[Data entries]
........

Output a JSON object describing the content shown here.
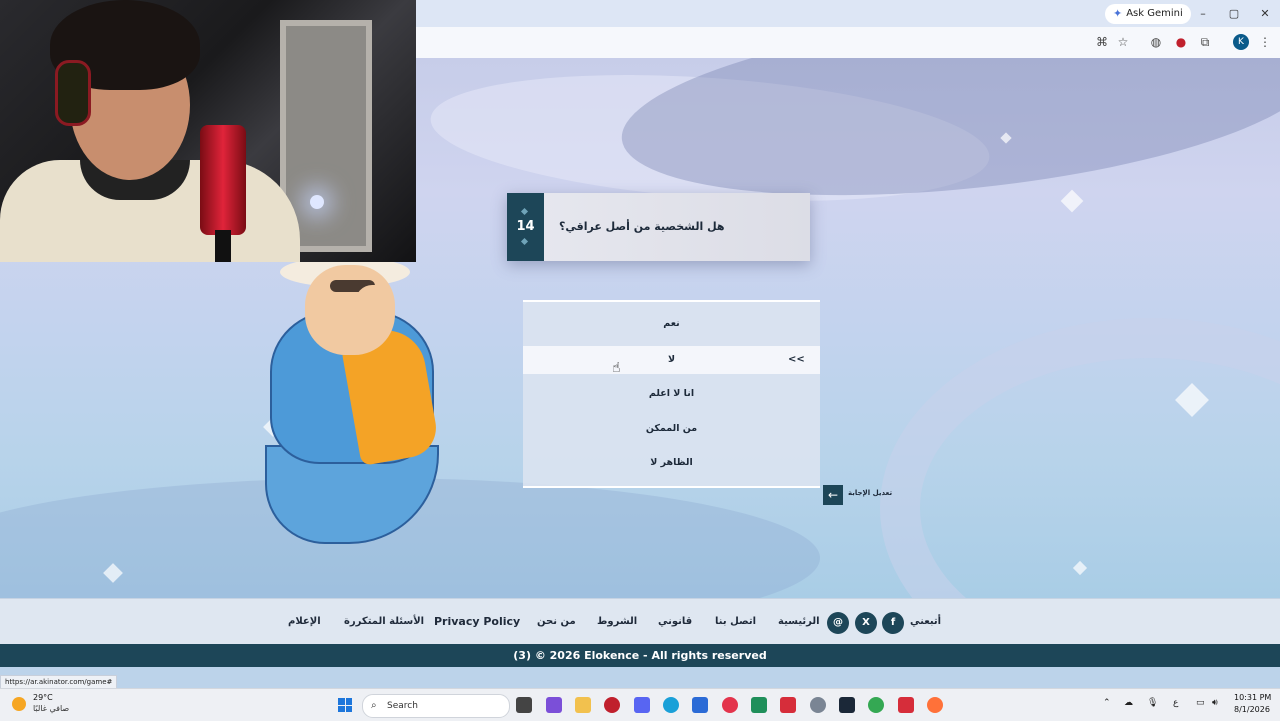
{
  "browser": {
    "gemini_label": "Ask Gemini",
    "profile_initial": "K",
    "window_controls": [
      "–",
      "▢",
      "✕"
    ]
  },
  "game": {
    "question_number": "14",
    "question_text": "هل الشخصية من أصل عراقي؟",
    "answers": [
      "نعم",
      "لا",
      "انا لا اعلم",
      "من الممكن",
      "الظاهر لا"
    ],
    "hover_chevron": "<<",
    "undo_label": "تعديل الإجابة"
  },
  "footer": {
    "follow_label": "أتبعني",
    "nav": [
      "الرئيسية",
      "اتصل بنا",
      "قانوني",
      "الشروط",
      "من نحن",
      "Privacy Policy",
      "الأسئلة المتكررة",
      "الإعلام"
    ],
    "copyright": "(3)  © 2026 Elokence - All rights reserved"
  },
  "status_url": "https://ar.akinator.com/game#",
  "taskbar": {
    "temperature": "29°C",
    "weather": "صافي غالبًا",
    "search_placeholder": "Search",
    "time": "10:31 PM",
    "date": "8/1/2026",
    "lang": "ع"
  },
  "colors": {
    "accent": "#1d4658",
    "windows_blue": "#1d76db"
  }
}
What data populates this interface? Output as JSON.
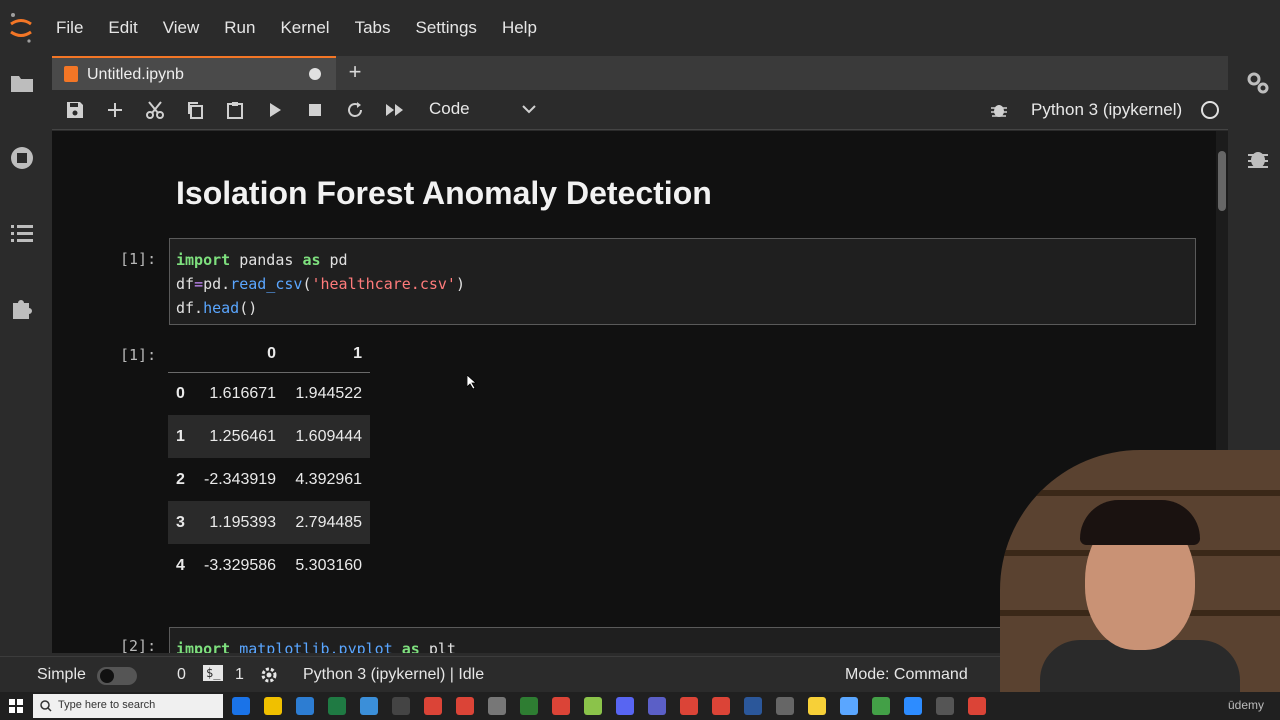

........

# TASK DETAILS
Leaving the pictures aside, transcribe the entire listing exactly.

# REPLY
Output a JSON object describing the content shown here.
{
  "browser": {
    "gemini_label": "Ask Gemini",
    "profile_initial": "K",
    "window_controls": [
      "–",
      "▢",
      "✕"
    ]
  },
  "game": {
    "question_number": "14",
    "question_text": "هل الشخصية من أصل عراقي؟",
    "answers": [
      "نعم",
      "لا",
      "انا لا اعلم",
      "من الممكن",
      "الظاهر لا"
    ],
    "hover_chevron": "<<",
    "undo_label": "تعديل الإجابة"
  },
  "footer": {
    "follow_label": "أتبعني",
    "nav": [
      "الرئيسية",
      "اتصل بنا",
      "قانوني",
      "الشروط",
      "من نحن",
      "Privacy Policy",
      "الأسئلة المتكررة",
      "الإعلام"
    ],
    "copyright": "(3)  © 2026 Elokence - All rights reserved"
  },
  "status_url": "https://ar.akinator.com/game#",
  "taskbar": {
    "temperature": "29°C",
    "weather": "صافي غالبًا",
    "search_placeholder": "Search",
    "time": "10:31 PM",
    "date": "8/1/2026",
    "lang": "ع"
  },
  "colors": {
    "accent": "#1d4658",
    "windows_blue": "#1d76db"
  }
}
What data populates this interface? Output as JSON.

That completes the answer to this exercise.